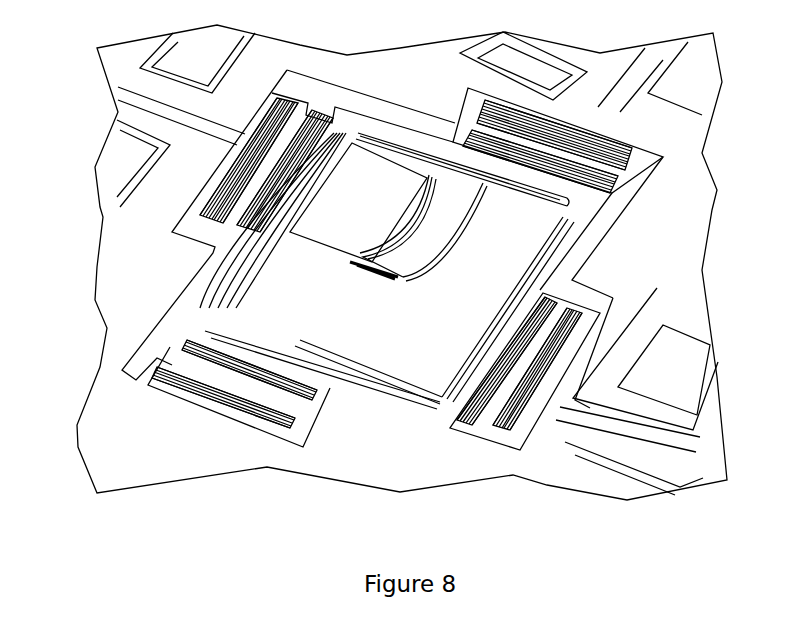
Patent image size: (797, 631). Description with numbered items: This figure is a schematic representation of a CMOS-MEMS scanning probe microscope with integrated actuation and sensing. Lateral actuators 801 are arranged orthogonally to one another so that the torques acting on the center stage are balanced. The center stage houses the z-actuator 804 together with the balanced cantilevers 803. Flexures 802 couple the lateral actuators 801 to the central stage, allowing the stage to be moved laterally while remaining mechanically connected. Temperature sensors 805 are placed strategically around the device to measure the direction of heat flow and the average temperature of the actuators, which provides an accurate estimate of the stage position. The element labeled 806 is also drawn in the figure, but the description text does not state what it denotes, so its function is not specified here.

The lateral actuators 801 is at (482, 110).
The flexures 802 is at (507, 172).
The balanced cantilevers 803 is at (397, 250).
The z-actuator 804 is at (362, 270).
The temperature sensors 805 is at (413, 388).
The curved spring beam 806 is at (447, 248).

▬▬▬▬▬▬▬▬▬▬

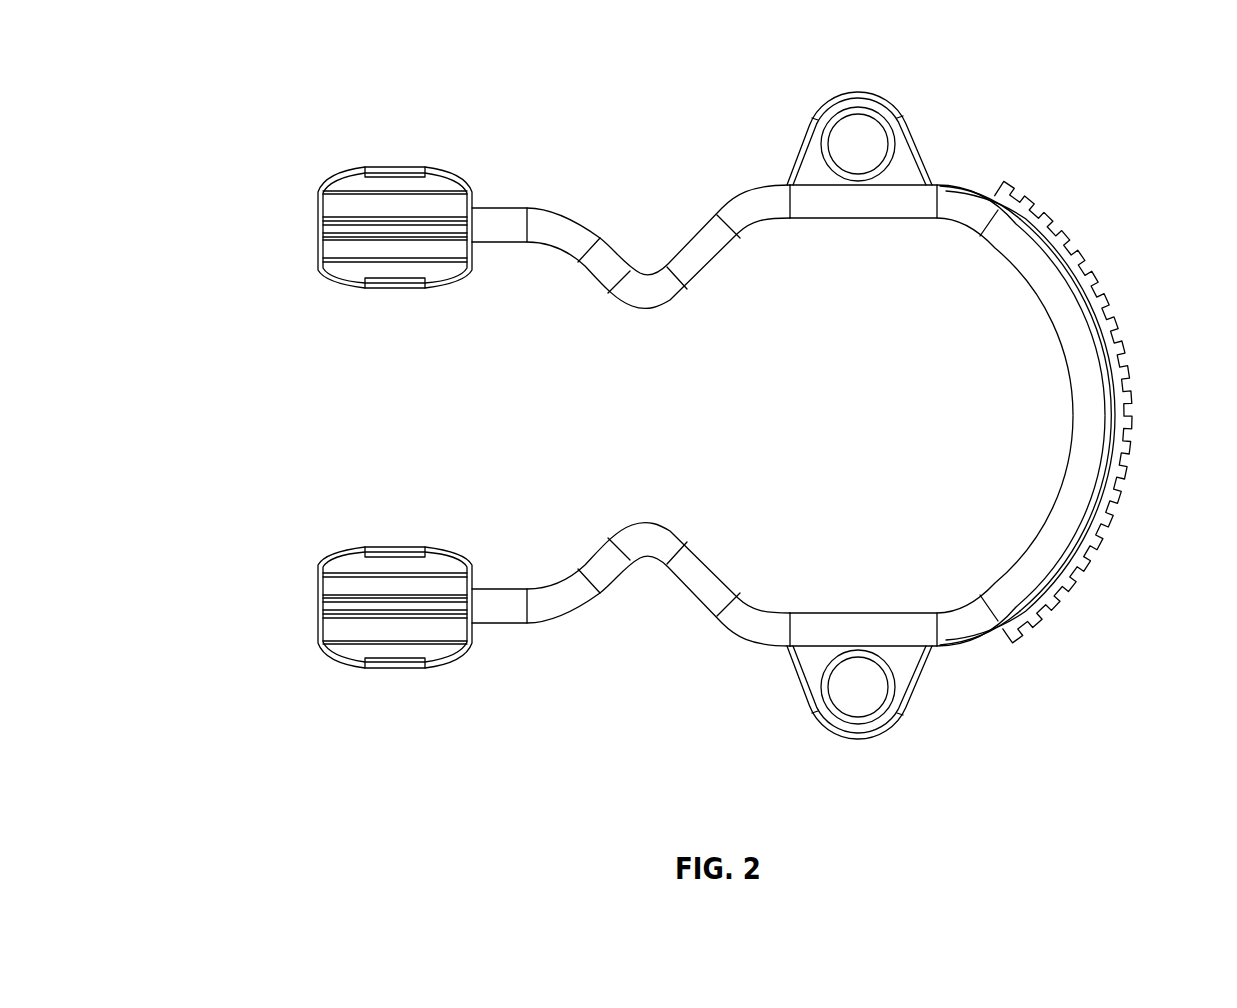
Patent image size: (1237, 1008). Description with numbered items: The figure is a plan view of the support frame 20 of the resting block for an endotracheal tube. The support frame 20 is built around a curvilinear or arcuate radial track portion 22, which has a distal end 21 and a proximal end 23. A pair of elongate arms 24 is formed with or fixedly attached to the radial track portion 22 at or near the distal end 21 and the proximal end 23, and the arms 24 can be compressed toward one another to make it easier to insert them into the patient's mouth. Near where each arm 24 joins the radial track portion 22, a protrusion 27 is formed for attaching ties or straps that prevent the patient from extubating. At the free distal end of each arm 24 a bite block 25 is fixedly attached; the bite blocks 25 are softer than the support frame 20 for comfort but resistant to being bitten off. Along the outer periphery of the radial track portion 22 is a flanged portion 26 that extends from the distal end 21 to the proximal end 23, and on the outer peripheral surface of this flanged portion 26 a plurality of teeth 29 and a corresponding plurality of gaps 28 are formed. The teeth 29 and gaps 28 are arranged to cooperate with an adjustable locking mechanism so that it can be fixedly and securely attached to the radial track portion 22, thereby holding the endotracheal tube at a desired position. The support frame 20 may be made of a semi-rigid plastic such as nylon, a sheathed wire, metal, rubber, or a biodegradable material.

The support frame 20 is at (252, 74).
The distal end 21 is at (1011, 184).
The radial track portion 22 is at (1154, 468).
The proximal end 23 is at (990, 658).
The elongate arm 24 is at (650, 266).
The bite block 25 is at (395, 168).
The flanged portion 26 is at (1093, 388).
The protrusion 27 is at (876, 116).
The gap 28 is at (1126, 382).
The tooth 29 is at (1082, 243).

▬▬▬▬▬▬▬▬▬▬

Please write out the entries from the line containing "Patent image size: (797, 631)." through the line containing "The curved spring beam 806 is at (447, 248).", with both of those lines included and each line reproduced word for word.

> [Final result]:
Patent image size: (797, 631). Description with numbered items: This figure is a schematic representation of a CMOS-MEMS scanning probe microscope with integrated actuation and sensing. Lateral actuators 801 are arranged orthogonally to one another so that the torques acting on the center stage are balanced. The center stage houses the z-actuator 804 together with the balanced cantilevers 803. Flexures 802 couple the lateral actuators 801 to the central stage, allowing the stage to be moved laterally while remaining mechanically connected. Temperature sensors 805 are placed strategically around the device to measure the direction of heat flow and the average temperature of the actuators, which provides an accurate estimate of the stage position. The element labeled 806 is also drawn in the figure, but the description text does not state what it denotes, so its function is not specified here.

The lateral actuators 801 is at (482, 110).
The flexures 802 is at (507, 172).
The balanced cantilevers 803 is at (397, 250).
The z-actuator 804 is at (362, 270).
The temperature sensors 805 is at (413, 388).
The curved spring beam 806 is at (447, 248).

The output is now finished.